**Exercise description**
Return all lines from the listing below in which the string "Human" occurs.

# Start of Working data

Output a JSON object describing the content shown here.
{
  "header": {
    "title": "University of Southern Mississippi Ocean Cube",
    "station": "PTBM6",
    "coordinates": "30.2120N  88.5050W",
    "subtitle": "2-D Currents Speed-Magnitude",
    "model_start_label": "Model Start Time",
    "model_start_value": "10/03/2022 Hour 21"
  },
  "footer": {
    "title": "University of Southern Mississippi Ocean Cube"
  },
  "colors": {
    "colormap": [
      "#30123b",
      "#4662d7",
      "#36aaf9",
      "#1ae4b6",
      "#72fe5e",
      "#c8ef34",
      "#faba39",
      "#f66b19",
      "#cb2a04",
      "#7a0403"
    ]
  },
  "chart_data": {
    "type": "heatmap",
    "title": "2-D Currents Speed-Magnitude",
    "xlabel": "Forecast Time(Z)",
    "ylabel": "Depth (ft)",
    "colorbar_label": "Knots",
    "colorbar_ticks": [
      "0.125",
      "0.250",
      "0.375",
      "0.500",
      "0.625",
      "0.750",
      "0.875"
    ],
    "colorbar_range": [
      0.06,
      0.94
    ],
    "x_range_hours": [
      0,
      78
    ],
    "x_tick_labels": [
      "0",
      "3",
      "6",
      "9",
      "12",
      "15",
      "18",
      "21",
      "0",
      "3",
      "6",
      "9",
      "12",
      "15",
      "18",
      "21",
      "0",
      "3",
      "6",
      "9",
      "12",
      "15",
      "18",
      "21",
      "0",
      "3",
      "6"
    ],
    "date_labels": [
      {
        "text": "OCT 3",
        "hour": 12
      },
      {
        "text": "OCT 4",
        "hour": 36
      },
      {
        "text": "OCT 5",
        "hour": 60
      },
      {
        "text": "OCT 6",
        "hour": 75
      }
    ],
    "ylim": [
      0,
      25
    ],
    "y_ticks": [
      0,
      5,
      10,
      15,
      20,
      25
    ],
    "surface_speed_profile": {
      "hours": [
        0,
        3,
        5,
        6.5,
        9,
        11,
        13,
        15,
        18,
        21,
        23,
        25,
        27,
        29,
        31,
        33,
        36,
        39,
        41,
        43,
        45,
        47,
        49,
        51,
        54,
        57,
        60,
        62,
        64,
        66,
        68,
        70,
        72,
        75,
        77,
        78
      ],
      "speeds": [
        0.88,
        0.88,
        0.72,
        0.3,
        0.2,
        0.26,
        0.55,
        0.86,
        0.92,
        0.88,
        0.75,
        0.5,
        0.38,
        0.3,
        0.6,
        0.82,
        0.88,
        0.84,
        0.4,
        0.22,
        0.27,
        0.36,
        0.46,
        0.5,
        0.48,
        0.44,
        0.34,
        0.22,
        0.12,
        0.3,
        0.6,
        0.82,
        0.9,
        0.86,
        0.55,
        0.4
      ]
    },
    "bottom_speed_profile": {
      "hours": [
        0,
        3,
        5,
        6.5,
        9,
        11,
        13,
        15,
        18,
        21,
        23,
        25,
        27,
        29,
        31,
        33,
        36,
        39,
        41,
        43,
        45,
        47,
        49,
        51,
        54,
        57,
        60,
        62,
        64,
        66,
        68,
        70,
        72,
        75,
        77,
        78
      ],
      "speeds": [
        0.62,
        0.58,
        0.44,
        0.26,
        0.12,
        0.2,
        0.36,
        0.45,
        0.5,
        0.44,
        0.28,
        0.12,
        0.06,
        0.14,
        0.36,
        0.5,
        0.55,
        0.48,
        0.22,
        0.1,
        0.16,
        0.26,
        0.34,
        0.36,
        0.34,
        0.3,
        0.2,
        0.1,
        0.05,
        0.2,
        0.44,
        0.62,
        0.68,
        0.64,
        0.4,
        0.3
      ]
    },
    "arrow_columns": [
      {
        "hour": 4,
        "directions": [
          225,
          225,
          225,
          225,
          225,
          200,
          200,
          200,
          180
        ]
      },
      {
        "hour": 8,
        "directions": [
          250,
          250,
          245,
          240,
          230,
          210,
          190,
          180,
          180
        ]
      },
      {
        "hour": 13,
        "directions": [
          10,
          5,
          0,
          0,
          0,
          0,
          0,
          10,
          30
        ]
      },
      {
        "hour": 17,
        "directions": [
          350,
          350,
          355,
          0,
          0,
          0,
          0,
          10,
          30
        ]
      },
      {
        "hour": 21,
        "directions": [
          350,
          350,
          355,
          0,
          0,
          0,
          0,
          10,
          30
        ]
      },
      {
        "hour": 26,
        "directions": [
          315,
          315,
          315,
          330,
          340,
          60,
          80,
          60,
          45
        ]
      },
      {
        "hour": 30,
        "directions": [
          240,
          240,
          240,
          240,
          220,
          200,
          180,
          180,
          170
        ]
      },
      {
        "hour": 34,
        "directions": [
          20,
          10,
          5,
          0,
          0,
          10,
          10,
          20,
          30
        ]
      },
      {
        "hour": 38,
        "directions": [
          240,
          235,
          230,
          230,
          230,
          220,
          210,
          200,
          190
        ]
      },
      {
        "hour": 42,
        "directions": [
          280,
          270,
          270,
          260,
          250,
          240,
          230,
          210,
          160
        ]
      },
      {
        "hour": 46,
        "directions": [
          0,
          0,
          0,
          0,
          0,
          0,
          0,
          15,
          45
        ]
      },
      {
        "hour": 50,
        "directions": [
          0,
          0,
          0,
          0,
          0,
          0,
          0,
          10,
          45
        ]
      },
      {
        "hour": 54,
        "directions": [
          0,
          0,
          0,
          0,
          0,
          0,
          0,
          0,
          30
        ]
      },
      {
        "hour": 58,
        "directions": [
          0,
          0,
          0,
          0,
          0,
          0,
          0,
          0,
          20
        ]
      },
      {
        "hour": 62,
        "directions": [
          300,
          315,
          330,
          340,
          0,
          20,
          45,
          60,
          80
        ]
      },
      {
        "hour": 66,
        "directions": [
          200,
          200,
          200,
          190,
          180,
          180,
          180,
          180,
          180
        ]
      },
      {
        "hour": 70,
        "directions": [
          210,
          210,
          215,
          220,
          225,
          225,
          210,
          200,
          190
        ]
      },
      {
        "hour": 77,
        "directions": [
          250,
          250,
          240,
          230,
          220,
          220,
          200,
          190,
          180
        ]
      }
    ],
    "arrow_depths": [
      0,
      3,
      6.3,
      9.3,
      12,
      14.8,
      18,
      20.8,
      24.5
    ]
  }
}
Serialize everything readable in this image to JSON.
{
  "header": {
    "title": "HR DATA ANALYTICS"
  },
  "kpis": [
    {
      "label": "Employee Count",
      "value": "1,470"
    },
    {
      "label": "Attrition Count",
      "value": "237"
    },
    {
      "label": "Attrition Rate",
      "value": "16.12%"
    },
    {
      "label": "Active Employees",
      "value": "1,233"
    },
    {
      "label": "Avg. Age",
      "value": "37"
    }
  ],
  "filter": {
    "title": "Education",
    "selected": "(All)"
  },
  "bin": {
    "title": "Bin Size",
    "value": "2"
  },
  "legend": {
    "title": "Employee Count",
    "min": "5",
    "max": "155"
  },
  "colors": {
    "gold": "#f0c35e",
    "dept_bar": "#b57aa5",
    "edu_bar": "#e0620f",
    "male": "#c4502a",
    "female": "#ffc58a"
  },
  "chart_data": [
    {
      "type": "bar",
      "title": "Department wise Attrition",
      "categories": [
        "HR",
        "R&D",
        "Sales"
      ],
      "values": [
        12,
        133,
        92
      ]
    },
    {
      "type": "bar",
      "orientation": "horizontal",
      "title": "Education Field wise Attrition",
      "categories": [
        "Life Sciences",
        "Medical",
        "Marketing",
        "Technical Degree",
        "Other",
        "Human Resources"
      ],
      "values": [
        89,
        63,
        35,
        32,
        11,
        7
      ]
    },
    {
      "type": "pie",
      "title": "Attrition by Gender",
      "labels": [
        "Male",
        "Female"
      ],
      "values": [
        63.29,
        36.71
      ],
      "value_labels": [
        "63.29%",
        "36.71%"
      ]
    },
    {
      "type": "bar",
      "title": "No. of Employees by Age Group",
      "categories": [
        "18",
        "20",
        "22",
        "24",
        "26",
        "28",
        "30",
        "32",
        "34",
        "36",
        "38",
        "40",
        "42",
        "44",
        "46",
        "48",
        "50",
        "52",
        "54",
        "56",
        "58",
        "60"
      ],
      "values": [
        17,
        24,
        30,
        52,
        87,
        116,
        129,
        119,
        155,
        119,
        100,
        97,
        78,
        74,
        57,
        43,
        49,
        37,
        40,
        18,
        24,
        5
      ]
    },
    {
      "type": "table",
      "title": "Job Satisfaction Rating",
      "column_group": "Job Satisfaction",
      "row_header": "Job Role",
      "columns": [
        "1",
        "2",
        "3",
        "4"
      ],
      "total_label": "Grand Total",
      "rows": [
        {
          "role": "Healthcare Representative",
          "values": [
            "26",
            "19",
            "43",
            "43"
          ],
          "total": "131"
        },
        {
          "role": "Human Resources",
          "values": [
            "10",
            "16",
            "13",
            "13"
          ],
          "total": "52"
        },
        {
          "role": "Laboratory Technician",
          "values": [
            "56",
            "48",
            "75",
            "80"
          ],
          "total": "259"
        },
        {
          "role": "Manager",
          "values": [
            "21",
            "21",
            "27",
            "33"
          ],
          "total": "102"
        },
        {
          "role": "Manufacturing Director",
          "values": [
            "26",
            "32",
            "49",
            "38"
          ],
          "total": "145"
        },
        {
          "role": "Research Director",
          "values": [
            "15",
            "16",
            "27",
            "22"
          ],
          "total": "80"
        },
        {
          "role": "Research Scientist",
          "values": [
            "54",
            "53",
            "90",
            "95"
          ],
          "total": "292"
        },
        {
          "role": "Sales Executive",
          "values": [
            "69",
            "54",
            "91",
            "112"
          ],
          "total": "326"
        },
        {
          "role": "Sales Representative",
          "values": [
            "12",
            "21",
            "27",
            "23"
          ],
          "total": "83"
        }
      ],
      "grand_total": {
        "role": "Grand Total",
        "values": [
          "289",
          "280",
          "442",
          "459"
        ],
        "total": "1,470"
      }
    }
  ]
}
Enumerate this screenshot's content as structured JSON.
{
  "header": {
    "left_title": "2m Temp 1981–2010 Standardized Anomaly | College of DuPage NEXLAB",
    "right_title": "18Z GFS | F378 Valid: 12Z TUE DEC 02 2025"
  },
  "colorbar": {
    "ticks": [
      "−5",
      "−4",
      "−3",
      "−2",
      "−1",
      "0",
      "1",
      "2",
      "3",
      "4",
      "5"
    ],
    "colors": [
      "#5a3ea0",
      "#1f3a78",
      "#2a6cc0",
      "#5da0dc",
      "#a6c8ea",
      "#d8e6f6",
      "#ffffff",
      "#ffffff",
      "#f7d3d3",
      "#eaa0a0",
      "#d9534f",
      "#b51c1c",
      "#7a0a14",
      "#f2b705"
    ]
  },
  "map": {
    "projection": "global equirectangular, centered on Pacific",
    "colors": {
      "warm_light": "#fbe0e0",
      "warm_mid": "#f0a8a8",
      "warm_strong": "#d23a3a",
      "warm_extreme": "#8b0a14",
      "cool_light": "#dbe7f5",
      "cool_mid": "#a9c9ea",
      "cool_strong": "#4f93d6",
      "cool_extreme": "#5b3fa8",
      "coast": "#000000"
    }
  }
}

# End of Working data

**Result**
        "Human Resources"
          "role": "Human Resources",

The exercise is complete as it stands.